-- Work to complete --
Please pull out every line that includes the string "character".

-- Extracted entries --
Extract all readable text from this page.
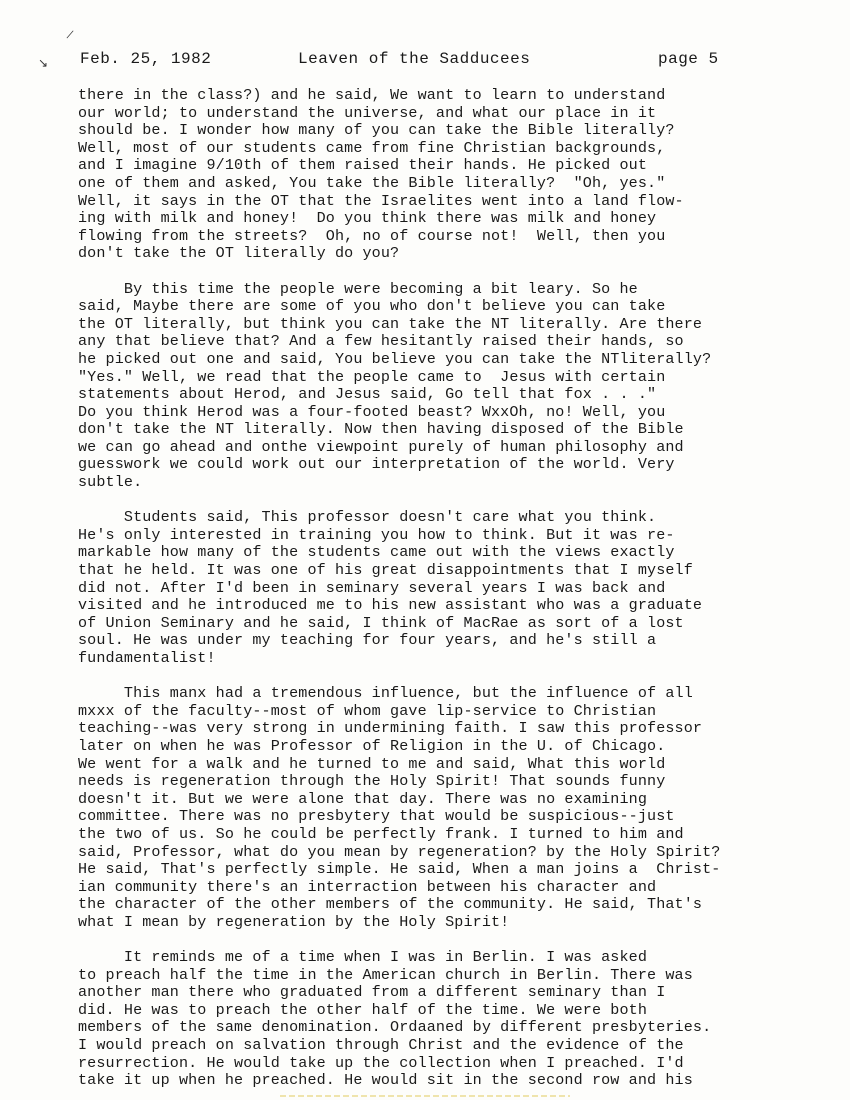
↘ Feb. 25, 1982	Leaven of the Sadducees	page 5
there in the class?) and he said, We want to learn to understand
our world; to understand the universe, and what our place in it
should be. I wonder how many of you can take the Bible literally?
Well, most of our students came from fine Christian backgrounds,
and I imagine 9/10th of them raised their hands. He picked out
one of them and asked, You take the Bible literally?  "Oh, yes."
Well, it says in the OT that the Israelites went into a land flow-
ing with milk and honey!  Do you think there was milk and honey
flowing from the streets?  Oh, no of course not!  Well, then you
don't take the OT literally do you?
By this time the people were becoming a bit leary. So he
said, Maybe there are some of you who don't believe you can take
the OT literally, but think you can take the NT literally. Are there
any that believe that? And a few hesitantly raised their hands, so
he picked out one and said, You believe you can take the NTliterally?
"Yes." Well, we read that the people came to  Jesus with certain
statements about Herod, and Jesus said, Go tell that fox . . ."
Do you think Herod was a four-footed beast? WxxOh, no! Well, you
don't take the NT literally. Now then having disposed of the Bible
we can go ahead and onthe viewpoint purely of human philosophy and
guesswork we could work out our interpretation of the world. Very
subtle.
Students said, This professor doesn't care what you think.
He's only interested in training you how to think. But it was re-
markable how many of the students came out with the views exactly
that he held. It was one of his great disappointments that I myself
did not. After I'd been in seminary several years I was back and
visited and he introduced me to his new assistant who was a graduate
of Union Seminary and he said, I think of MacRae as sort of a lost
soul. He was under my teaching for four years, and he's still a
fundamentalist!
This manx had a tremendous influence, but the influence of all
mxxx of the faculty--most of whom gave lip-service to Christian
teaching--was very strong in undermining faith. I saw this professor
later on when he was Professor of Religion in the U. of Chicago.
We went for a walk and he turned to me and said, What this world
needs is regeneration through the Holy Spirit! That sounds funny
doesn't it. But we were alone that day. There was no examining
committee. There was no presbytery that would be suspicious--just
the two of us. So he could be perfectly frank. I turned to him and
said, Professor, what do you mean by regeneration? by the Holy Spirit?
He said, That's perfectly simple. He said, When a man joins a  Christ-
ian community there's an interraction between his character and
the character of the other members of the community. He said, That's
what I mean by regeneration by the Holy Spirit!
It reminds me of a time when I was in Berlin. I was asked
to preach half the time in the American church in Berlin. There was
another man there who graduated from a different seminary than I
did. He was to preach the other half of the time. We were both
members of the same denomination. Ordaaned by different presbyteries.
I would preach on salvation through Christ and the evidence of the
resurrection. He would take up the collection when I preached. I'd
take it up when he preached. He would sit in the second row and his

-- Solution to the problem --
ian community there's an interraction between his character and
the character of the other members of the community. He said, That's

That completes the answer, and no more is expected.